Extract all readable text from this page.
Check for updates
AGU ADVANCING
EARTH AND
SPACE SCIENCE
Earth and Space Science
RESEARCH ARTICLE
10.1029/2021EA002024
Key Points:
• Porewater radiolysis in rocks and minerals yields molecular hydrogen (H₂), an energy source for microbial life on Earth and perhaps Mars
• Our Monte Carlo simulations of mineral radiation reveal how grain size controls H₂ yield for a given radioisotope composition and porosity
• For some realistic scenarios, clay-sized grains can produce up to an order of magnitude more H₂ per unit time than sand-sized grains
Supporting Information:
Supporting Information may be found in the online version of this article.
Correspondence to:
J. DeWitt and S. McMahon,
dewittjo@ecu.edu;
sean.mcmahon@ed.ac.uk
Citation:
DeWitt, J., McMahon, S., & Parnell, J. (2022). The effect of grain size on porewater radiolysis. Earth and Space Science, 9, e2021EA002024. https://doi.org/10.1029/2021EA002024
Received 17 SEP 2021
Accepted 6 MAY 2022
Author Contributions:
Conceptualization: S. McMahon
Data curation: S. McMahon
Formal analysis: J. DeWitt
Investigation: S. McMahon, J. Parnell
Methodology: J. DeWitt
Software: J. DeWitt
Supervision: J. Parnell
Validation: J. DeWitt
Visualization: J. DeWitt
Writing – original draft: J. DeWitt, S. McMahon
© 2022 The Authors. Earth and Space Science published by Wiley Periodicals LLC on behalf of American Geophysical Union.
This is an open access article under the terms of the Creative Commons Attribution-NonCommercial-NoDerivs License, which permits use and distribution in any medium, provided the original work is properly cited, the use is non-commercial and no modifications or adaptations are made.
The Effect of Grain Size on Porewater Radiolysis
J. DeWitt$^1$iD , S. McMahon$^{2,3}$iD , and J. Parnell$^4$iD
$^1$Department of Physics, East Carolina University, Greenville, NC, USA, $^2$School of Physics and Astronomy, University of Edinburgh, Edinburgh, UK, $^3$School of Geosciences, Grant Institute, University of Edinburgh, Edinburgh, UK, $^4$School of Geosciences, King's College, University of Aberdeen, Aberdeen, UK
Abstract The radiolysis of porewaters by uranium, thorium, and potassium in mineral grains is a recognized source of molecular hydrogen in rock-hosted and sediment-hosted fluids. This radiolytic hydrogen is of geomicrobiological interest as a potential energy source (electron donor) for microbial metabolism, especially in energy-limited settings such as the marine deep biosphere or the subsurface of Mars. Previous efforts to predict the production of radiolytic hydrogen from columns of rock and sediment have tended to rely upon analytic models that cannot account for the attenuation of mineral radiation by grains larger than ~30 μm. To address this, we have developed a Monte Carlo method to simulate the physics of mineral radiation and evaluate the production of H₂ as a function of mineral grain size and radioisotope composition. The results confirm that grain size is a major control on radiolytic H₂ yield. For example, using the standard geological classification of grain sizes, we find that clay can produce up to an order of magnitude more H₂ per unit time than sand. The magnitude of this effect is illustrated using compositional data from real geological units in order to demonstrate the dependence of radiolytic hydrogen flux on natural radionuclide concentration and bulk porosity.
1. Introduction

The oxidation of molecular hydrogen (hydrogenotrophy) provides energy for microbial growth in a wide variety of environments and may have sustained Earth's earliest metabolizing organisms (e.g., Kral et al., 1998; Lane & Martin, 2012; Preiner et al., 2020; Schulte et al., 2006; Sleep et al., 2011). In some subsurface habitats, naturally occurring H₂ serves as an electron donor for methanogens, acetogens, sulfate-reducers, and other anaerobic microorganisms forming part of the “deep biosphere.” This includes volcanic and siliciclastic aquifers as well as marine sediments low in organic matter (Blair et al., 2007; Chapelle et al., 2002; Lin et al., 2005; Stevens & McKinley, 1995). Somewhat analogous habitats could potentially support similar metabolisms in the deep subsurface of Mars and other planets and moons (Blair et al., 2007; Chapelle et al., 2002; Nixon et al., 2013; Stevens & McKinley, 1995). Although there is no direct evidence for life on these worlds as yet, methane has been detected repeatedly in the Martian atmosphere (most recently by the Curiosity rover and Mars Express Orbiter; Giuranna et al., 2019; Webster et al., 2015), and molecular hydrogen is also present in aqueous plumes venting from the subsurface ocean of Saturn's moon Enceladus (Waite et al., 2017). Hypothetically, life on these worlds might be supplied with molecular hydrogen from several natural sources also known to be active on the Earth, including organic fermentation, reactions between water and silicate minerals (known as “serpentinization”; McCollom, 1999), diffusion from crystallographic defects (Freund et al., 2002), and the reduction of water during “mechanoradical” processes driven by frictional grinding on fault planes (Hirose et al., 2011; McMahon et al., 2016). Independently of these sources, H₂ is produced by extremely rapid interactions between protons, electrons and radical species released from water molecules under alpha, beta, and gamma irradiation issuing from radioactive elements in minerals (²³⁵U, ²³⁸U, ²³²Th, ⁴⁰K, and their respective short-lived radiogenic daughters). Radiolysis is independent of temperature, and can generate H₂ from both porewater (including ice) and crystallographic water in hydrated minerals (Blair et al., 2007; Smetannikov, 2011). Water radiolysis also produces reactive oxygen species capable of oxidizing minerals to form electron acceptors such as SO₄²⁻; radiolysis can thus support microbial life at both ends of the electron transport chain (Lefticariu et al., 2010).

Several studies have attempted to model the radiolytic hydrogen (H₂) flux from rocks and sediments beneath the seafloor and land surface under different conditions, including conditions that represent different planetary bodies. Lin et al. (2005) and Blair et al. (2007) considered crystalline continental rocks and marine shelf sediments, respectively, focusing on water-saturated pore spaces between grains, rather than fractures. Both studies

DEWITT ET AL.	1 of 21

================

REQUIRED WORK
Locate the word "Information" in the entries, and copy every line where it is found.

THE SOLUTION
Supporting Information:
Supporting Information may be found in the online version of this article.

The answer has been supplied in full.